Dataset entries
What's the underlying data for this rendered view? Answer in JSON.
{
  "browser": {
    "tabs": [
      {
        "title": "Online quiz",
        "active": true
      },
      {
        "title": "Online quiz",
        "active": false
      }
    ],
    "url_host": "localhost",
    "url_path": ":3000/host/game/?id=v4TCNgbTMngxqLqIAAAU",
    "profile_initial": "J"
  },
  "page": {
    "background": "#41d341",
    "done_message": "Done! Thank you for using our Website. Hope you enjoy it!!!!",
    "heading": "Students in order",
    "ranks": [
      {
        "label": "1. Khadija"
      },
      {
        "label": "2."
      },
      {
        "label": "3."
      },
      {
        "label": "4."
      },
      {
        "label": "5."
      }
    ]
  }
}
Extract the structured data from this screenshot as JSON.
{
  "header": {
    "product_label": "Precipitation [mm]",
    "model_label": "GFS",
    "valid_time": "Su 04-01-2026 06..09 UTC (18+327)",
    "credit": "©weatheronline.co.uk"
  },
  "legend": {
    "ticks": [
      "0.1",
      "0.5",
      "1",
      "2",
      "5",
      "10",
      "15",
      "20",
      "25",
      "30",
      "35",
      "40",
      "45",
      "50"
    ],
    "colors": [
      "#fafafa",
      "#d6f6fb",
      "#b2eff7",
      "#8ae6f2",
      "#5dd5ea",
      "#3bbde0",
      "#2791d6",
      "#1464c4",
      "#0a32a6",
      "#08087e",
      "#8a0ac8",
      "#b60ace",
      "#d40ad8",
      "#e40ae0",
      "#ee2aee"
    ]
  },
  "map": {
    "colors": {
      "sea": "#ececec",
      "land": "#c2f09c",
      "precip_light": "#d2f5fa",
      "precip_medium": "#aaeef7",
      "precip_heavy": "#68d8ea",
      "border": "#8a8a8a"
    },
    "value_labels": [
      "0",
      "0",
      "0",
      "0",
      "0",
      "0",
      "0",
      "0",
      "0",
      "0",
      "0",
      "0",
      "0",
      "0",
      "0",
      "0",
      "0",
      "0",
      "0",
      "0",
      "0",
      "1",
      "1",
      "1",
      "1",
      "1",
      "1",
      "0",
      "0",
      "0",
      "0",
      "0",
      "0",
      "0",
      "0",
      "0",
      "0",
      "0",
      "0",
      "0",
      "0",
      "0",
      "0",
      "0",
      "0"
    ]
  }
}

» Written exercise:
Filter the records, keeping only lines that contain "this", and show those lines.

» Answer for the task:
What's the underlying data for this rendered view? Answer in JSON.
Extract the structured data from this screenshot as JSON.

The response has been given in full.